*Do this*
Copy every line of the data below word for word, but leave out the pictures.

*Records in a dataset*
⟨

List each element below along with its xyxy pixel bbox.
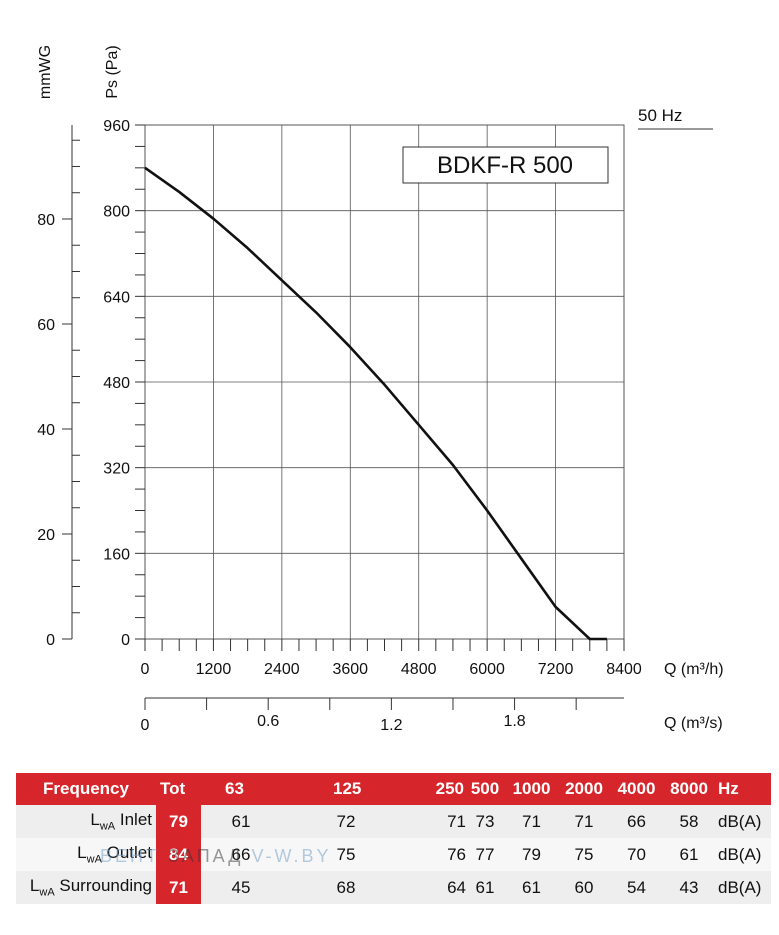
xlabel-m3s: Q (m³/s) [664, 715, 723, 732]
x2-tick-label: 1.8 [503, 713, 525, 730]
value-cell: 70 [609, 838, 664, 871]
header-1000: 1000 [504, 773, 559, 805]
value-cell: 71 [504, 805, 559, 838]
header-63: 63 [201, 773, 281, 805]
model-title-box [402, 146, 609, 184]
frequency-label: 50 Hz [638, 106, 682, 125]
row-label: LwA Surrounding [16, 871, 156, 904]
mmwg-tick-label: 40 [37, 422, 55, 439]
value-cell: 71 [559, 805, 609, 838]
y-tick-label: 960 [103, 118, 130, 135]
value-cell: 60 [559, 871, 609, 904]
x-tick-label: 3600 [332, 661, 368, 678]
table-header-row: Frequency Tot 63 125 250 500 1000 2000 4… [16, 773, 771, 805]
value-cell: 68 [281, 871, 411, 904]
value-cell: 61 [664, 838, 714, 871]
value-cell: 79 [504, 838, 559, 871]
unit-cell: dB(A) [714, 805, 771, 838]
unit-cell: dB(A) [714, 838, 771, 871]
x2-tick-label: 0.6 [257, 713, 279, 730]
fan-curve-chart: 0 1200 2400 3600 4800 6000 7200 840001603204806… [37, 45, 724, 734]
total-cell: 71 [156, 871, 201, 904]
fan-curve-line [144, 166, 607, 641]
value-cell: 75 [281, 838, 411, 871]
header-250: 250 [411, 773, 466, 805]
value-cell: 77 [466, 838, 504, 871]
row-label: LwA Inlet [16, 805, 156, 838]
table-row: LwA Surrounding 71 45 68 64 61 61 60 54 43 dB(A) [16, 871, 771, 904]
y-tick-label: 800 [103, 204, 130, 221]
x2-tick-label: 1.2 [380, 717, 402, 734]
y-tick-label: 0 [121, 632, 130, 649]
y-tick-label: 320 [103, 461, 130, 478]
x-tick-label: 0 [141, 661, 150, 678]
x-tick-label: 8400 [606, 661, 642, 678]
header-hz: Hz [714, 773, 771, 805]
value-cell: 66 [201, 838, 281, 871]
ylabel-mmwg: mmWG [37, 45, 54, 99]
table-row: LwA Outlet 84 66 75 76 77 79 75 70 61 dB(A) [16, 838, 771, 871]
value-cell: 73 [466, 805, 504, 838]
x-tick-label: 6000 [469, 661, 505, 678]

⟩

*Result for this exercise*
List each element below along with its xyxy pixel bbox.
xlabel-m3s: Q (m³/s) [664, 715, 723, 732]
x2-tick-label: 1.8 [503, 713, 525, 730]
value-cell: 70 [609, 838, 664, 871]
header-1000: 1000 [504, 773, 559, 805]
value-cell: 71 [504, 805, 559, 838]
header-63: 63 [201, 773, 281, 805]
model-title-box [402, 146, 609, 184]
frequency-label: 50 Hz [638, 106, 682, 125]
row-label: LwA Surrounding [16, 871, 156, 904]
mmwg-tick-label: 40 [37, 422, 55, 439]
value-cell: 71 [559, 805, 609, 838]
y-tick-label: 960 [103, 118, 130, 135]
value-cell: 60 [559, 871, 609, 904]
x-tick-label: 3600 [332, 661, 368, 678]
table-header-row: Frequency Tot 63 125 250 500 1000 2000 4… [16, 773, 771, 805]
value-cell: 68 [281, 871, 411, 904]
value-cell: 61 [664, 838, 714, 871]
value-cell: 79 [504, 838, 559, 871]
unit-cell: dB(A) [714, 805, 771, 838]
unit-cell: dB(A) [714, 838, 771, 871]
x2-tick-label: 0.6 [257, 713, 279, 730]
fan-curve-chart: 0 1200 2400 3600 4800 6000 7200 840001603204806… [37, 45, 724, 734]
total-cell: 71 [156, 871, 201, 904]
fan-curve-line [144, 166, 607, 641]
value-cell: 75 [281, 838, 411, 871]
header-250: 250 [411, 773, 466, 805]
value-cell: 77 [466, 838, 504, 871]
row-label: LwA Inlet [16, 805, 156, 838]
table-row: LwA Surrounding 71 45 68 64 61 61 60 54 43 dB(A) [16, 871, 771, 904]
y-tick-label: 800 [103, 204, 130, 221]
x2-tick-label: 1.2 [380, 717, 402, 734]
y-tick-label: 0 [121, 632, 130, 649]
y-tick-label: 320 [103, 461, 130, 478]
x-tick-label: 0 [141, 661, 150, 678]
x-tick-label: 8400 [606, 661, 642, 678]
header-hz: Hz [714, 773, 771, 805]
value-cell: 66 [201, 838, 281, 871]
ylabel-mmwg: mmWG [37, 45, 54, 99]
table-row: LwA Outlet 84 66 75 76 77 79 75 70 61 dB(A) [16, 838, 771, 871]
value-cell: 73 [466, 805, 504, 838]
x-tick-label: 6000 [469, 661, 505, 678]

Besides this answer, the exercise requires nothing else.